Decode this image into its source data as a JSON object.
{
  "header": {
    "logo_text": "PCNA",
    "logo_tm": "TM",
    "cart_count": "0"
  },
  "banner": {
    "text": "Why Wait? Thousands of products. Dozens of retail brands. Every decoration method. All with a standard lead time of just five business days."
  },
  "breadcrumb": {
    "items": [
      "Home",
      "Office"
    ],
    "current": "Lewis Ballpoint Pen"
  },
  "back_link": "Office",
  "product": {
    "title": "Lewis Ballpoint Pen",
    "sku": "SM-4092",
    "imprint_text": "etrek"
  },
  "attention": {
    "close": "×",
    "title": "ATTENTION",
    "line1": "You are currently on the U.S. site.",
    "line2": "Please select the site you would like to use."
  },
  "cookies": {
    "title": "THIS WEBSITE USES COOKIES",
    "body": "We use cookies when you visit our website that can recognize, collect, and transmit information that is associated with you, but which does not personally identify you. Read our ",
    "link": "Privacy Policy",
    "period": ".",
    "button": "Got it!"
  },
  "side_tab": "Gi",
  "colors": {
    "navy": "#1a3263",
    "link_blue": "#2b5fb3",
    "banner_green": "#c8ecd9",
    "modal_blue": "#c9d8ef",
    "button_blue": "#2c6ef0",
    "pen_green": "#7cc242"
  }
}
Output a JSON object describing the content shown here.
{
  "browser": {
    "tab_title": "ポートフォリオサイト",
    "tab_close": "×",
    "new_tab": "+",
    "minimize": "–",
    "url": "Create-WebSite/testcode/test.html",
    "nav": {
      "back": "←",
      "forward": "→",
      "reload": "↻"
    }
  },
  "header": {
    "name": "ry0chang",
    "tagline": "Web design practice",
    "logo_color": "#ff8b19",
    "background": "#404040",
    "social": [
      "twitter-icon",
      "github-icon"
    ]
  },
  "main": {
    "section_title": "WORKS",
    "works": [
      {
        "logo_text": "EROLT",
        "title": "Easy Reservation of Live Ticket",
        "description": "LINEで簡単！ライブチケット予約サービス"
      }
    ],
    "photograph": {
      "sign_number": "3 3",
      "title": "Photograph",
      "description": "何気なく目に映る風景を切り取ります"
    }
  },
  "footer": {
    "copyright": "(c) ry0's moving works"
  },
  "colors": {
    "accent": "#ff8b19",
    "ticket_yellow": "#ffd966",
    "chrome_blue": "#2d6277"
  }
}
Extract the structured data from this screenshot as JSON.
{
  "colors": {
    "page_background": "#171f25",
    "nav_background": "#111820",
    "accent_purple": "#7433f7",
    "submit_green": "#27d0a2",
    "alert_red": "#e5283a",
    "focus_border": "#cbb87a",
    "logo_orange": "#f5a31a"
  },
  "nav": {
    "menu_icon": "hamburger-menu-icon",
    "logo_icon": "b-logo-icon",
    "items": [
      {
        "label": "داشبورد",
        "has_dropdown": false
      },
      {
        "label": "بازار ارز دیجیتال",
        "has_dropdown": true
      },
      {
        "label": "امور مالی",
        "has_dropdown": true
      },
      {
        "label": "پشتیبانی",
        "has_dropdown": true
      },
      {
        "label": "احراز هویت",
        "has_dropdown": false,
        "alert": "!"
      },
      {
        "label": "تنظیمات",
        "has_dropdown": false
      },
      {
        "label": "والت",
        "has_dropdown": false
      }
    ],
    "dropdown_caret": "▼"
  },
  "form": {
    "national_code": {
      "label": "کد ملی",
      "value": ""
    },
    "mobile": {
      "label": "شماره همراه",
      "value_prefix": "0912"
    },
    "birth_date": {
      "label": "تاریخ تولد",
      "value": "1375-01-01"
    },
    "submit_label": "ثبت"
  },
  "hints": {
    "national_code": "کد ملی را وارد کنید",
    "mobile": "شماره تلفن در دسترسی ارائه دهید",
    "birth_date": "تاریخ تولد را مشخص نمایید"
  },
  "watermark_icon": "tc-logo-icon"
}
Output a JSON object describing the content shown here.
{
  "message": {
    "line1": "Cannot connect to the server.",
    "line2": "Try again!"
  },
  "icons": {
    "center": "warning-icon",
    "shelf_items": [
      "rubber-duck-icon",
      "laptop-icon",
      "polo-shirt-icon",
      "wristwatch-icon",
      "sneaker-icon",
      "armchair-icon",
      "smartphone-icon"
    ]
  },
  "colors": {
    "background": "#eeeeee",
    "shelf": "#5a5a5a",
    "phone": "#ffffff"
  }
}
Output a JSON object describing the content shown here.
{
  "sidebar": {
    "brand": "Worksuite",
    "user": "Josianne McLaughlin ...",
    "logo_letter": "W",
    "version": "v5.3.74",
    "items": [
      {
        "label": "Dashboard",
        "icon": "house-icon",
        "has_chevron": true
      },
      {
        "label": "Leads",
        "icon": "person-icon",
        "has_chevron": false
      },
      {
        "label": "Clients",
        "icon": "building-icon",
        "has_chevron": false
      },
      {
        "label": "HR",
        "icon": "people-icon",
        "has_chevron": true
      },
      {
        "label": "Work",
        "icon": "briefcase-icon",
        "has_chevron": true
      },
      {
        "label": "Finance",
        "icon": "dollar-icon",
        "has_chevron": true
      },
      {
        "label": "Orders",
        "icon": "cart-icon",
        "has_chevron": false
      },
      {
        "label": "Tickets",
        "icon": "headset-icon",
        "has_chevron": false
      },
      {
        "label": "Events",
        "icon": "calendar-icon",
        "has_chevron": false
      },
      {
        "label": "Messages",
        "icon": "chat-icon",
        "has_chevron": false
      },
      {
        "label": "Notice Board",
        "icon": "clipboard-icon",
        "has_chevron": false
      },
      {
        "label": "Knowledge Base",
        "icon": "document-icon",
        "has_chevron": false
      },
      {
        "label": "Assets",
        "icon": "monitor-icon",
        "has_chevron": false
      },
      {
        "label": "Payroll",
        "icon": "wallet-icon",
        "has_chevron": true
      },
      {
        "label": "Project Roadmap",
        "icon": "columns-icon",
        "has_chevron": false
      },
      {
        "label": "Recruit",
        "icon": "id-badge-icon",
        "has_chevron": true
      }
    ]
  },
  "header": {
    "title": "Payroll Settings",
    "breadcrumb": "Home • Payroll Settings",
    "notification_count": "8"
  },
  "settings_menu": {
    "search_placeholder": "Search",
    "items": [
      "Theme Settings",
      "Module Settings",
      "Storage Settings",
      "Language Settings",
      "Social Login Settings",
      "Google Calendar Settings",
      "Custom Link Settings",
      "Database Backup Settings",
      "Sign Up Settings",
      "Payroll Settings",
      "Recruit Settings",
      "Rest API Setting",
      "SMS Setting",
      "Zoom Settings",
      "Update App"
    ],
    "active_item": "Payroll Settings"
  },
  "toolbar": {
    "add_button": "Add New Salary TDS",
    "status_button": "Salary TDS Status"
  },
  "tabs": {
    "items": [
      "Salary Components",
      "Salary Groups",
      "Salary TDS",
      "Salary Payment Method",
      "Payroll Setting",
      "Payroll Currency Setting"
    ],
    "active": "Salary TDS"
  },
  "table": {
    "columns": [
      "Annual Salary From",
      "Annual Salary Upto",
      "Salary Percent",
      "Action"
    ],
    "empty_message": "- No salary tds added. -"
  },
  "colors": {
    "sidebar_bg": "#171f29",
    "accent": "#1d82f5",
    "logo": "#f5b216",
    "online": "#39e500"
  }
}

_____

Each entry must be reproduced verbatim.

--- ANSWER TO THE EXERCISE ---
Decode this image into its source data as a JSON object.
{
  "header": {
    "logo_text": "PCNA",
    "logo_tm": "TM",
    "cart_count": "0"
  },
  "banner": {
    "text": "Why Wait? Thousands of products. Dozens of retail brands. Every decoration method. All with a standard lead time of just five business days."
  },
  "breadcrumb": {
    "items": [
      "Home",
      "Office"
    ],
    "current": "Lewis Ballpoint Pen"
  },
  "back_link": "Office",
  "product": {
    "title": "Lewis Ballpoint Pen",
    "sku": "SM-4092",
    "imprint_text": "etrek"
  },
  "attention": {
    "close": "×",
    "title": "ATTENTION",
    "line1": "You are currently on the U.S. site.",
    "line2": "Please select the site you would like to use."
  },
  "cookies": {
    "title": "THIS WEBSITE USES COOKIES",
    "body": "We use cookies when you visit our website that can recognize, collect, and transmit information that is associated with you, but which does not personally identify you. Read our ",
    "link": "Privacy Policy",
    "period": ".",
    "button": "Got it!"
  },
  "side_tab": "Gi",
  "colors": {
    "navy": "#1a3263",
    "link_blue": "#2b5fb3",
    "banner_green": "#c8ecd9",
    "modal_blue": "#c9d8ef",
    "button_blue": "#2c6ef0",
    "pen_green": "#7cc242"
  }
}
Output a JSON object describing the content shown here.
{
  "browser": {
    "tab_title": "ポートフォリオサイト",
    "tab_close": "×",
    "new_tab": "+",
    "minimize": "–",
    "url": "Create-WebSite/testcode/test.html",
    "nav": {
      "back": "←",
      "forward": "→",
      "reload": "↻"
    }
  },
  "header": {
    "name": "ry0chang",
    "tagline": "Web design practice",
    "logo_color": "#ff8b19",
    "background": "#404040",
    "social": [
      "twitter-icon",
      "github-icon"
    ]
  },
  "main": {
    "section_title": "WORKS",
    "works": [
      {
        "logo_text": "EROLT",
        "title": "Easy Reservation of Live Ticket",
        "description": "LINEで簡単！ライブチケット予約サービス"
      }
    ],
    "photograph": {
      "sign_number": "3 3",
      "title": "Photograph",
      "description": "何気なく目に映る風景を切り取ります"
    }
  },
  "footer": {
    "copyright": "(c) ry0's moving works"
  },
  "colors": {
    "accent": "#ff8b19",
    "ticket_yellow": "#ffd966",
    "chrome_blue": "#2d6277"
  }
}
Extract the structured data from this screenshot as JSON.
{
  "colors": {
    "page_background": "#171f25",
    "nav_background": "#111820",
    "accent_purple": "#7433f7",
    "submit_green": "#27d0a2",
    "alert_red": "#e5283a",
    "focus_border": "#cbb87a",
    "logo_orange": "#f5a31a"
  },
  "nav": {
    "menu_icon": "hamburger-menu-icon",
    "logo_icon": "b-logo-icon",
    "items": [
      {
        "label": "داشبورد",
        "has_dropdown": false
      },
      {
        "label": "بازار ارز دیجیتال",
        "has_dropdown": true
      },
      {
        "label": "امور مالی",
        "has_dropdown": true
      },
      {
        "label": "پشتیبانی",
        "has_dropdown": true
      },
      {
        "label": "احراز هویت",
        "has_dropdown": false,
        "alert": "!"
      },
      {
        "label": "تنظیمات",
        "has_dropdown": false
      },
      {
        "label": "والت",
        "has_dropdown": false
      }
    ],
    "dropdown_caret": "▼"
  },
  "form": {
    "national_code": {
      "label": "کد ملی",
      "value": ""
    },
    "mobile": {
      "label": "شماره همراه",
      "value_prefix": "0912"
    },
    "birth_date": {
      "label": "تاریخ تولد",
      "value": "1375-01-01"
    },
    "submit_label": "ثبت"
  },
  "hints": {
    "national_code": "کد ملی را وارد کنید",
    "mobile": "شماره تلفن در دسترسی ارائه دهید",
    "birth_date": "تاریخ تولد را مشخص نمایید"
  },
  "watermark_icon": "tc-logo-icon"
}
Output a JSON object describing the content shown here.
{
  "message": {
    "line1": "Cannot connect to the server.",
    "line2": "Try again!"
  },
  "icons": {
    "center": "warning-icon",
    "shelf_items": [
      "rubber-duck-icon",
      "laptop-icon",
      "polo-shirt-icon",
      "wristwatch-icon",
      "sneaker-icon",
      "armchair-icon",
      "smartphone-icon"
    ]
  },
  "colors": {
    "background": "#eeeeee",
    "shelf": "#5a5a5a",
    "phone": "#ffffff"
  }
}
Output a JSON object describing the content shown here.
{
  "sidebar": {
    "brand": "Worksuite",
    "user": "Josianne McLaughlin ...",
    "logo_letter": "W",
    "version": "v5.3.74",
    "items": [
      {
        "label": "Dashboard",
        "icon": "house-icon",
        "has_chevron": true
      },
      {
        "label": "Leads",
        "icon": "person-icon",
        "has_chevron": false
      },
      {
        "label": "Clients",
        "icon": "building-icon",
        "has_chevron": false
      },
      {
        "label": "HR",
        "icon": "people-icon",
        "has_chevron": true
      },
      {
        "label": "Work",
        "icon": "briefcase-icon",
        "has_chevron": true
      },
      {
        "label": "Finance",
        "icon": "dollar-icon",
        "has_chevron": true
      },
      {
        "label": "Orders",
        "icon": "cart-icon",
        "has_chevron": false
      },
      {
        "label": "Tickets",
        "icon": "headset-icon",
        "has_chevron": false
      },
      {
        "label": "Events",
        "icon": "calendar-icon",
        "has_chevron": false
      },
      {
        "label": "Messages",
        "icon": "chat-icon",
        "has_chevron": false
      },
      {
        "label": "Notice Board",
        "icon": "clipboard-icon",
        "has_chevron": false
      },
      {
        "label": "Knowledge Base",
        "icon": "document-icon",
        "has_chevron": false
      },
      {
        "label": "Assets",
        "icon": "monitor-icon",
        "has_chevron": false
      },
      {
        "label": "Payroll",
        "icon": "wallet-icon",
        "has_chevron": true
      },
      {
        "label": "Project Roadmap",
        "icon": "columns-icon",
        "has_chevron": false
      },
      {
        "label": "Recruit",
        "icon": "id-badge-icon",
        "has_chevron": true
      }
    ]
  },
  "header": {
    "title": "Payroll Settings",
    "breadcrumb": "Home • Payroll Settings",
    "notification_count": "8"
  },
  "settings_menu": {
    "search_placeholder": "Search",
    "items": [
      "Theme Settings",
      "Module Settings",
      "Storage Settings",
      "Language Settings",
      "Social Login Settings",
      "Google Calendar Settings",
      "Custom Link Settings",
      "Database Backup Settings",
      "Sign Up Settings",
      "Payroll Settings",
      "Recruit Settings",
      "Rest API Setting",
      "SMS Setting",
      "Zoom Settings",
      "Update App"
    ],
    "active_item": "Payroll Settings"
  },
  "toolbar": {
    "add_button": "Add New Salary TDS",
    "status_button": "Salary TDS Status"
  },
  "tabs": {
    "items": [
      "Salary Components",
      "Salary Groups",
      "Salary TDS",
      "Salary Payment Method",
      "Payroll Setting",
      "Payroll Currency Setting"
    ],
    "active": "Salary TDS"
  },
  "table": {
    "columns": [
      "Annual Salary From",
      "Annual Salary Upto",
      "Salary Percent",
      "Action"
    ],
    "empty_message": "- No salary tds added. -"
  },
  "colors": {
    "sidebar_bg": "#171f29",
    "accent": "#1d82f5",
    "logo": "#f5b216",
    "online": "#39e500"
  }
}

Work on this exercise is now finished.